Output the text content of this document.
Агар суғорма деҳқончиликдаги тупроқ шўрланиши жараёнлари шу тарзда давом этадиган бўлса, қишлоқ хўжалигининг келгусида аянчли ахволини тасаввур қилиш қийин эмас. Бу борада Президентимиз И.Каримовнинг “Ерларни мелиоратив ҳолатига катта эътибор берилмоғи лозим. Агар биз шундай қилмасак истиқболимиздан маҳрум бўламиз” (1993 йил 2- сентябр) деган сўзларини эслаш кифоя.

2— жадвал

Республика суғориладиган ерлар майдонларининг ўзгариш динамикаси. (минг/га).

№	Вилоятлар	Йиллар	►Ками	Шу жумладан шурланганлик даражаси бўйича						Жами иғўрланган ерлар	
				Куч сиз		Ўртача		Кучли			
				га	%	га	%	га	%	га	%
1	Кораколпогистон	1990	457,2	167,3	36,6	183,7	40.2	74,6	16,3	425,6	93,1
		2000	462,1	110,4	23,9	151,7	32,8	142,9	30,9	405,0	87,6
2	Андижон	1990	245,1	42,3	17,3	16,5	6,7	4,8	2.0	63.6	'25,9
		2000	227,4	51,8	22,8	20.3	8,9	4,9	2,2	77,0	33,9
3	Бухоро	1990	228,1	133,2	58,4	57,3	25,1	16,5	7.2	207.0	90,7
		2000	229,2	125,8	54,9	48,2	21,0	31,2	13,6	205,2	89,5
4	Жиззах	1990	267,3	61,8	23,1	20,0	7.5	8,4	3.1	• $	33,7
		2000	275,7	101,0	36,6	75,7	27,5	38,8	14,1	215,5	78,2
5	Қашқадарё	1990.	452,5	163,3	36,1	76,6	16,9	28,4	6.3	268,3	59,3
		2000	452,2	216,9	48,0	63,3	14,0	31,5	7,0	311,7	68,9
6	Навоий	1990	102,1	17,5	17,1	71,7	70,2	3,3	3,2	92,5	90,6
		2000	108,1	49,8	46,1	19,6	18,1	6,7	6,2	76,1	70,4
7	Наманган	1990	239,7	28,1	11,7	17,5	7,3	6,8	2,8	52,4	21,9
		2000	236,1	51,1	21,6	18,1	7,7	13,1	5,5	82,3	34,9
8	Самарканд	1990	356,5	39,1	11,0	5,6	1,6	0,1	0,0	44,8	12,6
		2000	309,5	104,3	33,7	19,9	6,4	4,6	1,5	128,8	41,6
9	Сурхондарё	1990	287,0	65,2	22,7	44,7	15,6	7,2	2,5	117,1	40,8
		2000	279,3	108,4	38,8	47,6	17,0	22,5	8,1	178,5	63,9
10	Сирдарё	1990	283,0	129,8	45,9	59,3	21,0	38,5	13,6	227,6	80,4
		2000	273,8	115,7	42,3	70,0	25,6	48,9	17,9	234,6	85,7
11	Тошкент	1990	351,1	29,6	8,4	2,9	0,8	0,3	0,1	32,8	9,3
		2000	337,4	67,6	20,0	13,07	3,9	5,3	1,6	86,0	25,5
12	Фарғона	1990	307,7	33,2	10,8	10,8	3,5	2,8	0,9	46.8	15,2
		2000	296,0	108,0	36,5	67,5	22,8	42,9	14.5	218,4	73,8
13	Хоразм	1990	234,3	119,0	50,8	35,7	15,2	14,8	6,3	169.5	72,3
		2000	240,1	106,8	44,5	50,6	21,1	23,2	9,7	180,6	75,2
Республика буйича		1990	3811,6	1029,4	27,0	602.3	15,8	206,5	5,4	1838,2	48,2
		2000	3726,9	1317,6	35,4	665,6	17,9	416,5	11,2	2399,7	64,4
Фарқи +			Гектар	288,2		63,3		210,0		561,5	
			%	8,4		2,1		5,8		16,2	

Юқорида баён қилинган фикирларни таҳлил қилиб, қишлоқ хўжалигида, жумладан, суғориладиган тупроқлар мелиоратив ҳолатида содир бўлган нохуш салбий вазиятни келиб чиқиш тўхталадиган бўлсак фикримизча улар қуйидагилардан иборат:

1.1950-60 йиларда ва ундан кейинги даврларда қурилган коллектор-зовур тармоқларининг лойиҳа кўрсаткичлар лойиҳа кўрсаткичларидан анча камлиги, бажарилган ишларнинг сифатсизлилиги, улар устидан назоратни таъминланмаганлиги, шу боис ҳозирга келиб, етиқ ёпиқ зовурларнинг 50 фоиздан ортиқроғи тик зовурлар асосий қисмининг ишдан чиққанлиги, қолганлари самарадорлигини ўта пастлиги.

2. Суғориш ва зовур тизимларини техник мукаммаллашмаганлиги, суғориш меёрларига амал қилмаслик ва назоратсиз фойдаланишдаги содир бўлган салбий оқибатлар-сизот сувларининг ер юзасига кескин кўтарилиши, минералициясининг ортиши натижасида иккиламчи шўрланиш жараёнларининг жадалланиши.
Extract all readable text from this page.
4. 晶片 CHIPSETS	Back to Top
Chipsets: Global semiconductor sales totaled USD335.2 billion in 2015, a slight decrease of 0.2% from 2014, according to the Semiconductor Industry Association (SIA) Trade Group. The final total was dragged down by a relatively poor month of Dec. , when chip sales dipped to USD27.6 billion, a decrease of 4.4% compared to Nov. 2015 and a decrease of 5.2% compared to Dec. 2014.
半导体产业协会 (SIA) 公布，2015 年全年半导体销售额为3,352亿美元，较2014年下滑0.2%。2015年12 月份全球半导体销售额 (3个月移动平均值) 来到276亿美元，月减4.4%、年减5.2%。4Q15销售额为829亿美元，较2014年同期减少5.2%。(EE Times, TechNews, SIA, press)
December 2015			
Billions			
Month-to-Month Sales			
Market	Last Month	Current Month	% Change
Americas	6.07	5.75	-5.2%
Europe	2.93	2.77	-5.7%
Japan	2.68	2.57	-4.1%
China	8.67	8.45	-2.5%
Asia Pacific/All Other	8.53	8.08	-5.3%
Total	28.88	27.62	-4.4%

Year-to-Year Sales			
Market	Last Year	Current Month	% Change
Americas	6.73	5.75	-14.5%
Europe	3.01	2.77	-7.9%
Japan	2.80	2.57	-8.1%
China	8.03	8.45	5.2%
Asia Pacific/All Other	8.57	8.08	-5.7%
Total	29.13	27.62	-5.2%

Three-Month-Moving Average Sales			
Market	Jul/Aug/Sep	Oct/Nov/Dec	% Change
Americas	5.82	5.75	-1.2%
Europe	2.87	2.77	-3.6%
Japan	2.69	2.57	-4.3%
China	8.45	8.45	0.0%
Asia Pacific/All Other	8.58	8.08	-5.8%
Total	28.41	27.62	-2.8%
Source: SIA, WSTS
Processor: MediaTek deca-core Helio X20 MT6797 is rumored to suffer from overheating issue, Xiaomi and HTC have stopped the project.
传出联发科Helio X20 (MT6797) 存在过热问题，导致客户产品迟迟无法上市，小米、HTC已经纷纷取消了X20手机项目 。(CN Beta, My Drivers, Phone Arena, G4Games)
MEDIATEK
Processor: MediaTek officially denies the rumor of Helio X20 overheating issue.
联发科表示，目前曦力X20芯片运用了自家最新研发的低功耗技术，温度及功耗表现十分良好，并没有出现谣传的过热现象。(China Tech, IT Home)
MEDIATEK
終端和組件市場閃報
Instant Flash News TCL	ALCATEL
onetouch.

___

> WRITTEN INSTRUCTION: Tally the lines containing "Processor". Provide the number without any other words.

> EXERCISE OUTPUT: 2